====== Extracted information

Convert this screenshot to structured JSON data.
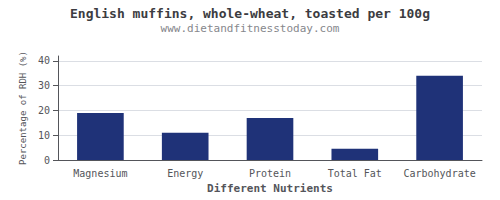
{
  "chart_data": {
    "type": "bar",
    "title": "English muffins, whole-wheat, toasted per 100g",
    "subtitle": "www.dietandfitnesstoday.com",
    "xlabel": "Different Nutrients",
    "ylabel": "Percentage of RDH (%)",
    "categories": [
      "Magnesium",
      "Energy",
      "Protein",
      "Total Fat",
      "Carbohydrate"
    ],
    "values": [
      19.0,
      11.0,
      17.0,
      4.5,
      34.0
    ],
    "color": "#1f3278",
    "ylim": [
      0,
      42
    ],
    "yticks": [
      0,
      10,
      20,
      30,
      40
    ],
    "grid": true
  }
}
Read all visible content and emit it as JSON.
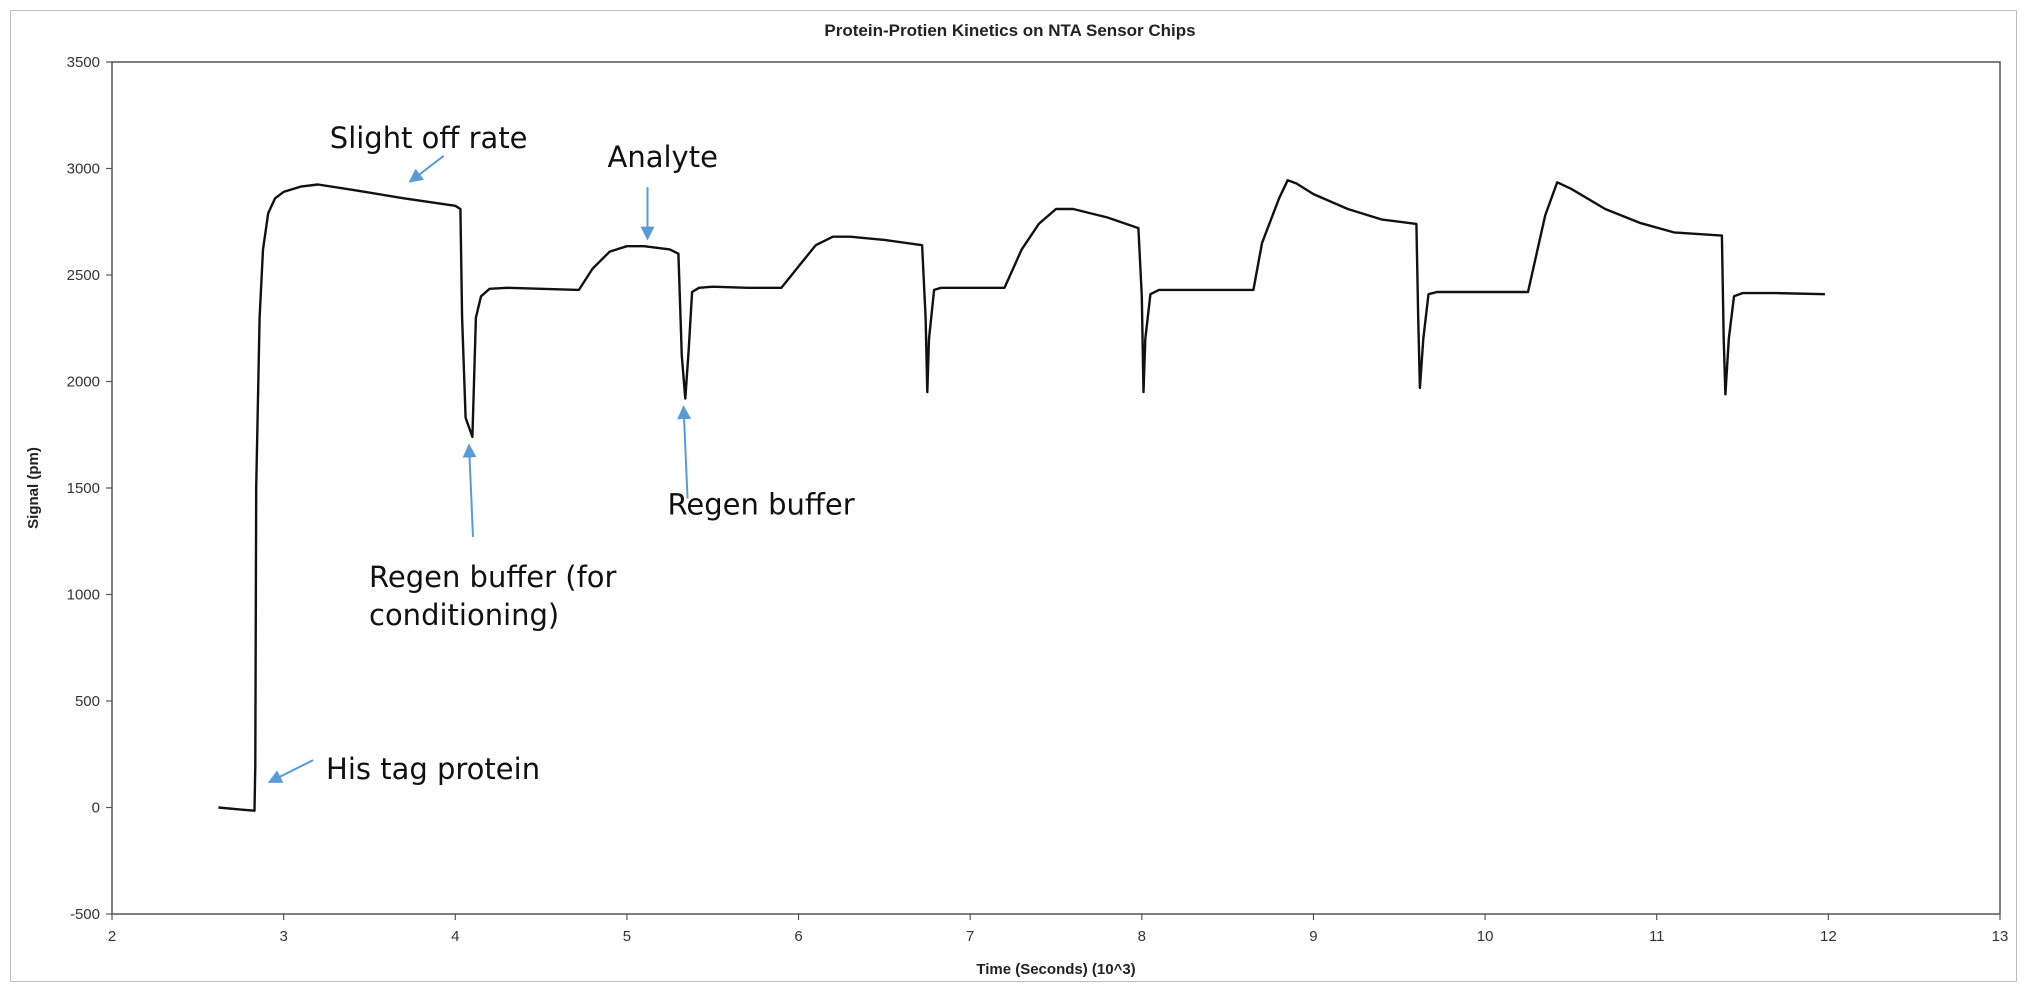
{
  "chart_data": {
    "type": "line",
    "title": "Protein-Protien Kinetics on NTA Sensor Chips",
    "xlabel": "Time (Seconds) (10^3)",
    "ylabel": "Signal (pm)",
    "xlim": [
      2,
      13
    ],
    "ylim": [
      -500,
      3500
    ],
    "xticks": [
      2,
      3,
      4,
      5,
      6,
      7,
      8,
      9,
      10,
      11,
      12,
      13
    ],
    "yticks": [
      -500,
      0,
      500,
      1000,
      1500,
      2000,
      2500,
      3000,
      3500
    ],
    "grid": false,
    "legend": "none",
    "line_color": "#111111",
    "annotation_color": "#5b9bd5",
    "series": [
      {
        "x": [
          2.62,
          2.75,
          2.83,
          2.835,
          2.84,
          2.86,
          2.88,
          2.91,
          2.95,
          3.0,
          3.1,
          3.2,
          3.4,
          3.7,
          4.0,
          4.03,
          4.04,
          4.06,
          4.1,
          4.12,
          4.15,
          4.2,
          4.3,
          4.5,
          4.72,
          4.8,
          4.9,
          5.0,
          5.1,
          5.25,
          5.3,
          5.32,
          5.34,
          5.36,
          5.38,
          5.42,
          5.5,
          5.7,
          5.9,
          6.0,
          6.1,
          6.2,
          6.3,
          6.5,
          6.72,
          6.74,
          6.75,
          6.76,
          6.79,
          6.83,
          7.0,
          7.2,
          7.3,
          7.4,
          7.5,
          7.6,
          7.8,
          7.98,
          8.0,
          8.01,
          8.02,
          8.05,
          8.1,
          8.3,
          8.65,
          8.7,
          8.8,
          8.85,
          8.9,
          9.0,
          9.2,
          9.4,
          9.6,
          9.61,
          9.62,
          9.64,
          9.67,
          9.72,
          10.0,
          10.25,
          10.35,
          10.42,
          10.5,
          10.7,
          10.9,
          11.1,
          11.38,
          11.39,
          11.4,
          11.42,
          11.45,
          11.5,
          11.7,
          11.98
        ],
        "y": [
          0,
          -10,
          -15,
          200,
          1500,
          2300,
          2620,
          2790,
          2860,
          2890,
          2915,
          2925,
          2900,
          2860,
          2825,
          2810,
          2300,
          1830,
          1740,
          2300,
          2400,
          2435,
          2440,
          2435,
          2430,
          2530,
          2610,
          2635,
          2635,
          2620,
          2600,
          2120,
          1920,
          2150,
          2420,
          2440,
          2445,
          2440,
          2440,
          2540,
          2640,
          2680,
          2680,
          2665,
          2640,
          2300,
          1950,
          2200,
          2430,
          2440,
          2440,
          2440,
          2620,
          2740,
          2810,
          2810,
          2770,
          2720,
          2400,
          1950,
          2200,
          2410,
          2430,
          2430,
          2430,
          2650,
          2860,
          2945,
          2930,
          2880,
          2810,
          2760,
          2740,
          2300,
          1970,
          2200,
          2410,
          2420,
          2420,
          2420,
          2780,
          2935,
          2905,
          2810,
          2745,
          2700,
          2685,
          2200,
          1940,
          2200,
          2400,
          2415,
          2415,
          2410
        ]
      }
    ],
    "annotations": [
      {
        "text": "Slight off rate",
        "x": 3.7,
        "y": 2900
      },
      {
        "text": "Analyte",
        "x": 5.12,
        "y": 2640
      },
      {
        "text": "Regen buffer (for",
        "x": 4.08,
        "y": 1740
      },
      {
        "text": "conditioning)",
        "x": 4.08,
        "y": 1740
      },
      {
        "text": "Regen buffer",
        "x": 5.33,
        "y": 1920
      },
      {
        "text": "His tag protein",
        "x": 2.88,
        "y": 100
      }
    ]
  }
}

============

Work to complete:
Which lines in the data above hold the string "Regen"? Show each one.

Result of the exercise:
        "text": "Regen buffer (for",
        "text": "Regen buffer",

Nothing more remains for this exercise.